### RECORDS FOR THE TASK
######

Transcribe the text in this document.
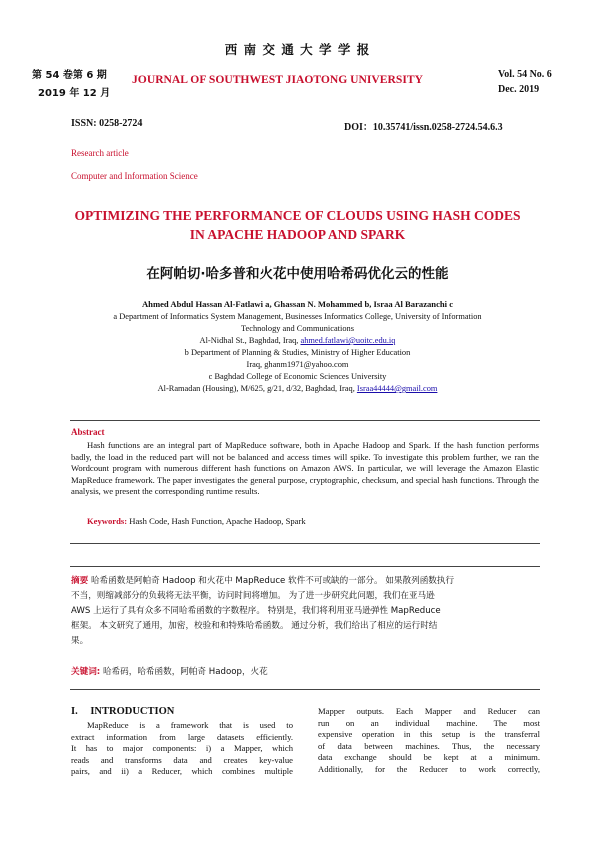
西 南 交 通 大 学 学 报
第 54 卷第 6 期
2019 年 12 月
JOURNAL OF SOUTHWEST JIAOTONG UNIVERSITY	Vol. 54 No. 6
Dec. 2019
ISSN: 0258-2724	DOI：10.35741/issn.0258-2724.54.6.3
Research article
Computer and Information Science
OPTIMIZING THE PERFORMANCE OF CLOUDS USING HASH CODES
IN APACHE HADOOP AND SPARK
在阿帕切·哈多普和火花中使用哈希码优化云的性能
Ahmed Abdul Hassan Al-Fatlawi a, Ghassan N. Mohammed b, Israa Al Barazanchi c
a Department of Informatics System Management, Businesses Informatics College, University of Information
Technology and Communications
Al-Nidhal St., Baghdad, Iraq, ahmed.fatlawi@uoitc.edu.iq
b Department of Planning & Studies, Ministry of Higher Education
Iraq, ghanm1971@yahoo.com
c Baghdad College of Economic Sciences University
Al-Ramadan (Housing), M/625, g/21, d/32, Baghdad, Iraq, Israa44444@gmail.com
Abstract
Hash functions are an integral part of MapReduce software, both in Apache Hadoop and Spark. If the hash function performs badly, the load in the reduced part will not be balanced and access times will spike. To investigate this problem further, we ran the Wordcount program with numerous different hash functions on Amazon AWS. In particular, we will leverage the Amazon Elastic MapReduce framework. The paper investigates the general purpose, cryptographic, checksum, and special hash functions. Through the analysis, we present the corresponding runtime results.
Keywords: Hash Code, Hash Function, Apache Hadoop, Spark
摘要 哈希函数是阿帕奇 Hadoop 和火花中 MapReduce 软件不可或缺的一部分。 如果散列函数执行
不当，则缩减部分的负载将无法平衡，访问时间将增加。 为了进一步研究此问题，我们在亚马逊
AWS 上运行了具有众多不同哈希函数的字数程序。 特别是，我们将利用亚马逊弹性 MapReduce
框架。 本文研究了通用，加密，校验和和特殊哈希函数。 通过分析，我们给出了相应的运行时结
果。
关键词: 哈希码，哈希函数，阿帕奇 Hadoop，火花
I. INTRODUCTION
MapReduce is a framework that is used to
extract information from large datasets efficiently.
It has to major components: i) a Mapper, which
reads and transforms data and creates key-value
pairs, and ii) a Reducer, which combines multiple
Mapper outputs. Each Mapper and Reducer can
run on an individual machine. The most
expensive operation in this setup is the transferral
of data between machines. Thus, the necessary
data exchange should be kept at a minimum.
Additionally, for the Reducer to work correctly,
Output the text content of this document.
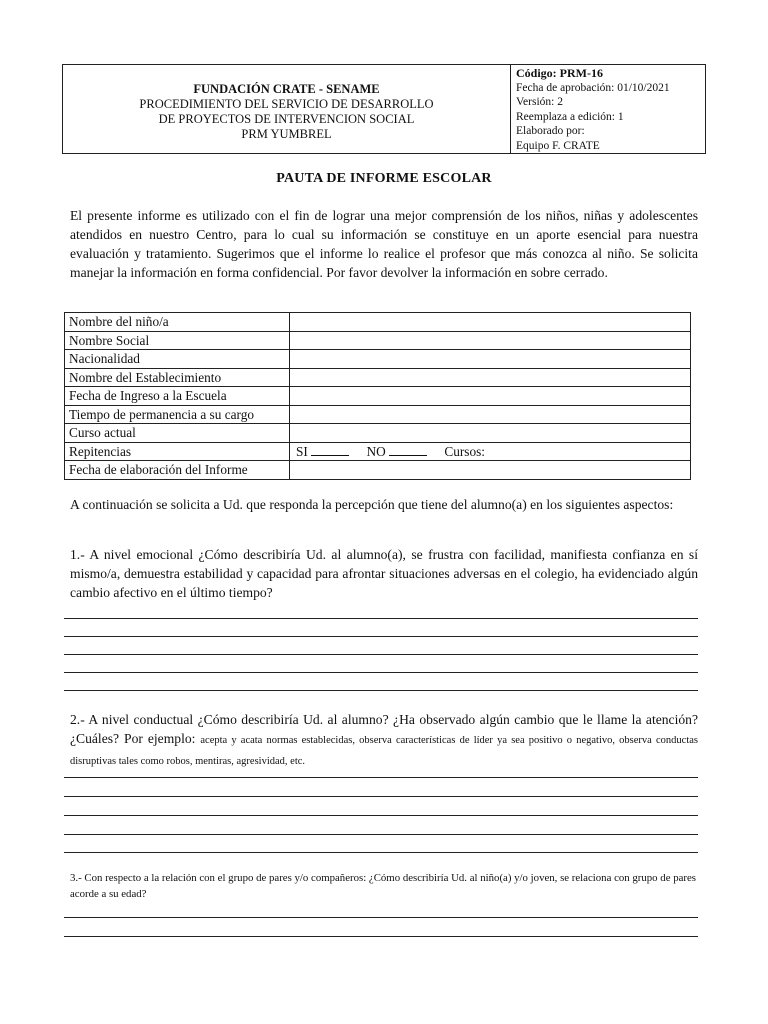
FUNDACIÓN CRATE - SENAME
PROCEDIMIENTO DEL SERVICIO DE DESARROLLO
DE PROYECTOS DE INTERVENCION SOCIAL
PRM YUMBREL
Código: PRM-16
Fecha de aprobación: 01/10/2021
Versión: 2
Reemplaza a edición: 1
Elaborado por:
Equipo F. CRATE
PAUTA DE INFORME ESCOLAR
El presente informe es utilizado con el fin de lograr una mejor comprensión de los niños, niñas y adolescentes atendidos en nuestro Centro, para lo cual su información se constituye en un aporte esencial para nuestra evaluación y tratamiento. Sugerimos que el informe lo realice el profesor que más conozca al niño. Se solicita manejar la información en forma confidencial. Por favor devolver la información en sobre cerrado.
Nombre del niño/a	
Nombre Social	
Nacionalidad	
Nombre del Establecimiento	
Fecha de Ingreso a la Escuela	
Tiempo de permanencia a su cargo	
Curso actual	
Repitencias	SI NO Cursos:
Fecha de elaboración del Informe	
A continuación se solicita a Ud. que responda la percepción que tiene del alumno(a) en los siguientes aspectos:
1.- A nivel emocional ¿Cómo describiría Ud. al alumno(a), se frustra con facilidad, manifiesta confianza en sí mismo/a, demuestra estabilidad y capacidad para afrontar situaciones adversas en el colegio, ha evidenciado algún cambio afectivo en el último tiempo?
2.- A nivel conductual ¿Cómo describiría Ud. al alumno? ¿Ha observado algún cambio que le llame la atención? ¿Cuáles? Por ejemplo: acepta y acata normas establecidas, observa características de líder ya sea positivo o negativo, observa conductas disruptivas tales como robos, mentiras, agresividad, etc.
3.- Con respecto a la relación con el grupo de pares y/o compañeros: ¿Cómo describiría Ud. al niño(a) y/o joven, se relaciona con grupo de pares acorde a su edad?
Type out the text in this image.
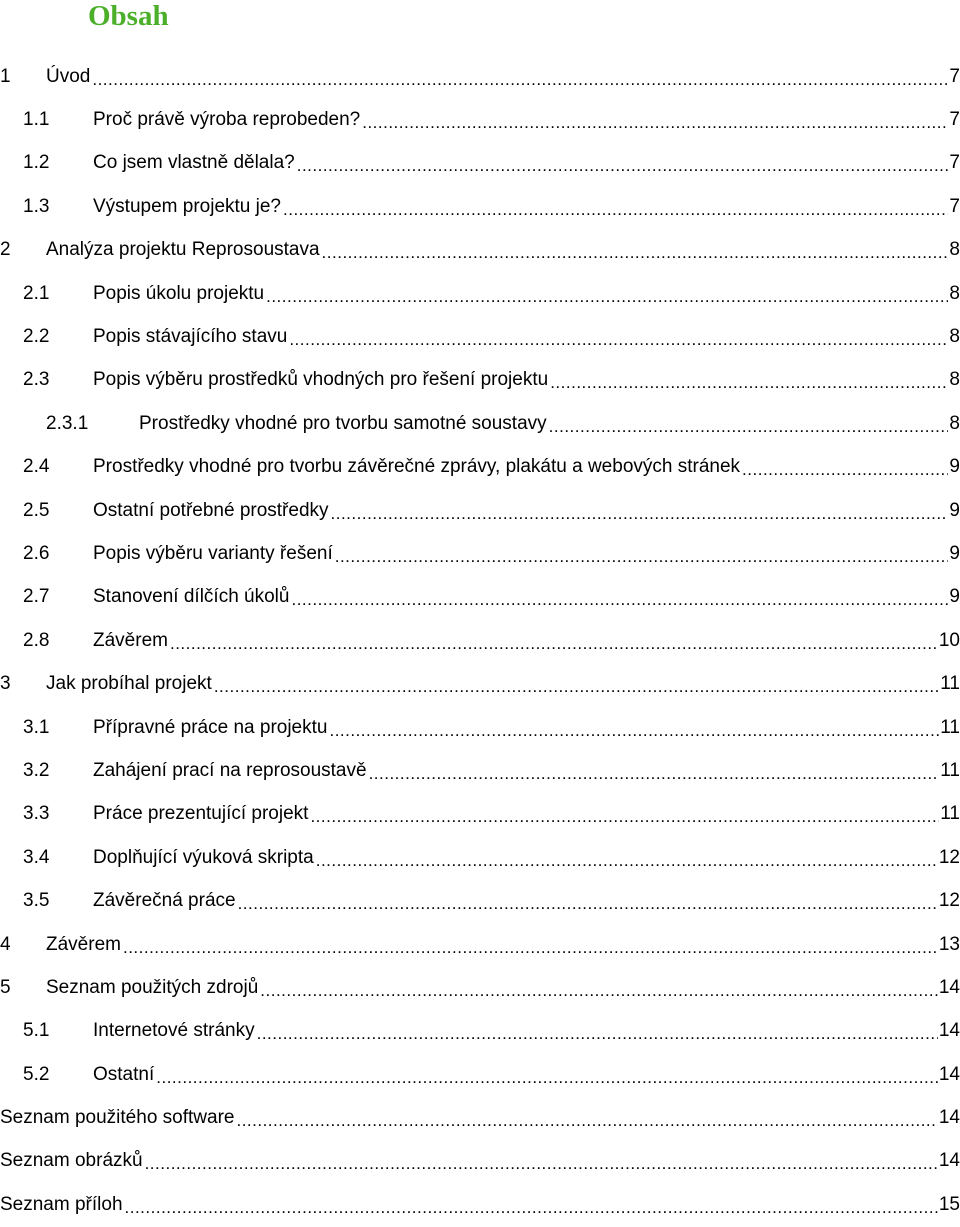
Obsah
1	Úvod .....	7
1.1	Proč právě výroba reprobeden? .....	7
1.2	Co jsem vlastně dělala? .....	7
1.3	Výstupem projektu je? .....	7
2	Analýza projektu Reprosoustava .....	8
2.1	Popis úkolu projektu .....	8
2.2	Popis stávajícího stavu .....	8
2.3	Popis výběru prostředků vhodných pro řešení projektu .....	8
2.3.1	Prostředky vhodné pro tvorbu samotné soustavy .....	8
2.4	Prostředky vhodné pro tvorbu závěrečné zprávy, plakátu a webových stránek .....	9
2.5	Ostatní potřebné prostředky .....	9
2.6	Popis výběru varianty řešení .....	9
2.7	Stanovení dílčích úkolů .....	9
2.8	Závěrem .....	10
3	Jak probíhal projekt .....	11
3.1	Přípravné práce na projektu .....	11
3.2	Zahájení prací na reprosoustavě .....	11
3.3	Práce prezentující projekt .....	11
3.4	Doplňující výuková skripta .....	12
3.5	Závěrečná práce .....	12
4	Závěrem .....	13
5	Seznam použitých zdrojů .....	14
5.1	Internetové stránky .....	14
5.2	Ostatní .....	14
Seznam použitého software .....	14
Seznam obrázků .....	14
Seznam příloh .....	15
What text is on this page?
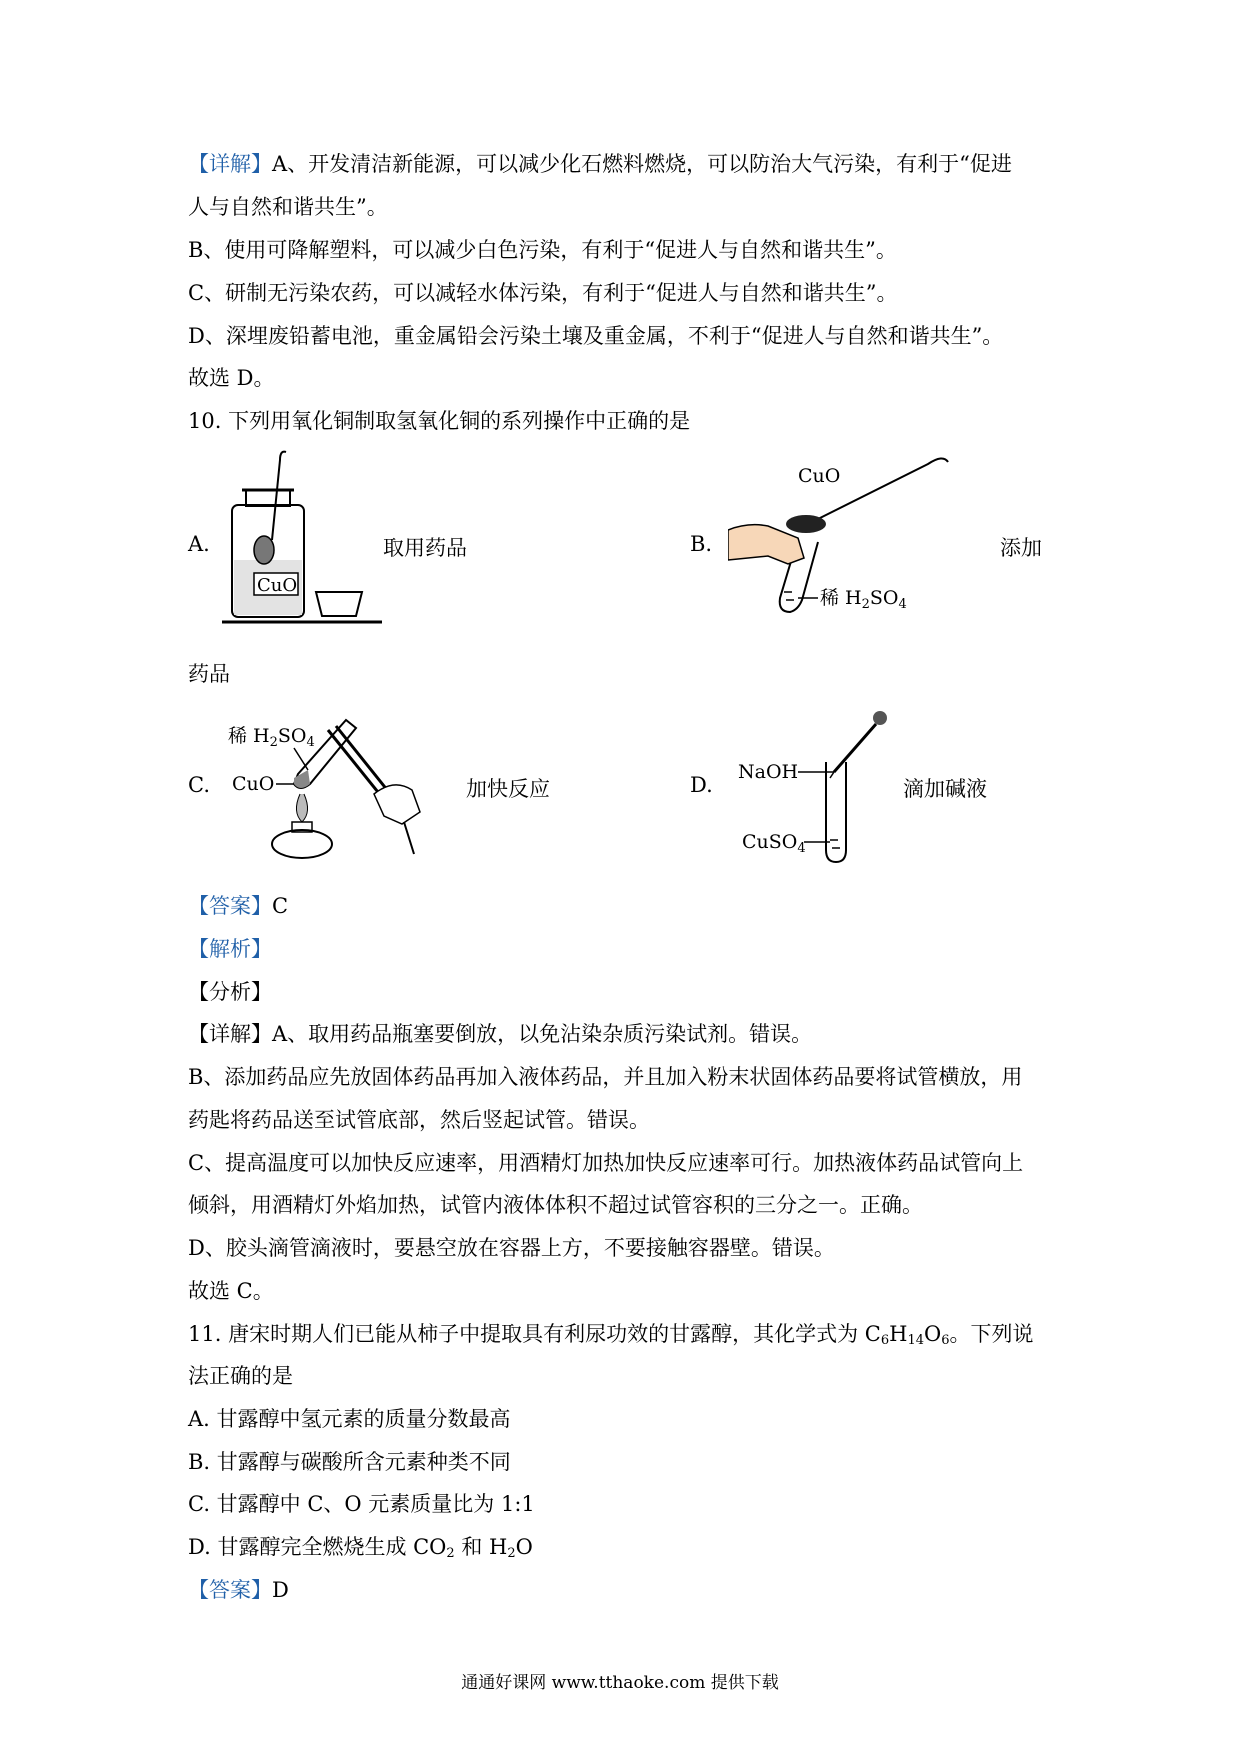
【详解】A、开发清洁新能源，可以减少化石燃料燃烧，可以防治大气污染，有利于“促进
人与自然和谐共生”。
B、使用可降解塑料，可以减少白色污染，有利于“促进人与自然和谐共生”。
C、研制无污染农药，可以减轻水体污染，有利于“促进人与自然和谐共生”。
D、深埋废铅蓄电池，重金属铅会污染土壤及重金属，不利于“促进人与自然和谐共生”。
故选 D。
10. 下列用氧化铜制取氢氧化铜的系列操作中正确的是
A.
CuO
取用药品	B.
CuO
稀 $H_2SO_4$
添加
药品
C.
稀 $H_2SO_4$
CuO	加快反应	D.
NaOH
CuSO$_4$
滴加碱液
【答案】C
【解析】
【分析】
【详解】A、取用药品瓶塞要倒放，以免沾染杂质污染试剂。错误。
B、添加药品应先放固体药品再加入液体药品，并且加入粉末状固体药品要将试管横放，用
药匙将药品送至试管底部，然后竖起试管。错误。
C、提高温度可以加快反应速率，用酒精灯加热加快反应速率可行。加热液体药品试管向上
倾斜，用酒精灯外焰加热，试管内液体体积不超过试管容积的三分之一。正确。
D、胶头滴管滴液时，要悬空放在容器上方，不要接触容器壁。错误。
故选 C。
11. 唐宋时期人们已能从柿子中提取具有利尿功效的甘露醇，其化学式为 $C_6H_{14}O_6$。下列说
法正确的是
A. 甘露醇中氢元素的质量分数最高
B. 甘露醇与碳酸所含元素种类不同
C. 甘露醇中 C、O 元素质量比为 1:1
D. 甘露醇完全燃烧生成 $CO_2$ 和 $H_2O$
【答案】D
通通好课网 www.tthaoke.com 提供下载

######

Copy every line in the entries above that has the string "Reducer" in it.

### RIGHT ANSWER
pairs, and ii) a Reducer, which combines multiple
Mapper outputs. Each Mapper and Reducer can
Additionally, for the Reducer to work correctly,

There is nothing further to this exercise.